§ **The task**
For each line below that contains the string "score", copy that line.

§ **Listed records**
********

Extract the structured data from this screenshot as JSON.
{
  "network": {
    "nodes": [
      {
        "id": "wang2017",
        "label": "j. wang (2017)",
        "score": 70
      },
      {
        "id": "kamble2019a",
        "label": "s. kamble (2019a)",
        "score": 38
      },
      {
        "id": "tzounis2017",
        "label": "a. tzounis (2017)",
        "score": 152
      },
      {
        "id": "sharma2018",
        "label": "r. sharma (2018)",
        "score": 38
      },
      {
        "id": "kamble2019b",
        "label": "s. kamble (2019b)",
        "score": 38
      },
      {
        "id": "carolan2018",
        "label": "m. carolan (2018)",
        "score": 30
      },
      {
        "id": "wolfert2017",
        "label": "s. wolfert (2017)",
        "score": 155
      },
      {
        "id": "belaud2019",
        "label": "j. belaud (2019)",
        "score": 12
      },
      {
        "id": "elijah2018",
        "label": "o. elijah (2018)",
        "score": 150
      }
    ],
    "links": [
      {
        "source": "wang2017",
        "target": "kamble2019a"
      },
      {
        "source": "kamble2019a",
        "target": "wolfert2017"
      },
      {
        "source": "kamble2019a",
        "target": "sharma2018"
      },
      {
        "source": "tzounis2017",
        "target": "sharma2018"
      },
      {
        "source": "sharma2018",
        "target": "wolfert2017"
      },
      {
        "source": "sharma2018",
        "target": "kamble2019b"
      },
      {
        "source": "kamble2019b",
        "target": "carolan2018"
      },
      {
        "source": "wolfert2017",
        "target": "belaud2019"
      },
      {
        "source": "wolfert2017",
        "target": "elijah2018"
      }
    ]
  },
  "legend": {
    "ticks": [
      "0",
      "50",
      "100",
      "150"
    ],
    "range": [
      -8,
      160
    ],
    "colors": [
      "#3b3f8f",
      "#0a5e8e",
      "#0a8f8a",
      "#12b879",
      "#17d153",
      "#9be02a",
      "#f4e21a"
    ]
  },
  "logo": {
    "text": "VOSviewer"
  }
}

********

§ **Completed task**
        "score": 70
        "score": 38
        "score": 152
        "score": 38
        "score": 38
        "score": 30
        "score": 155
        "score": 12
        "score": 150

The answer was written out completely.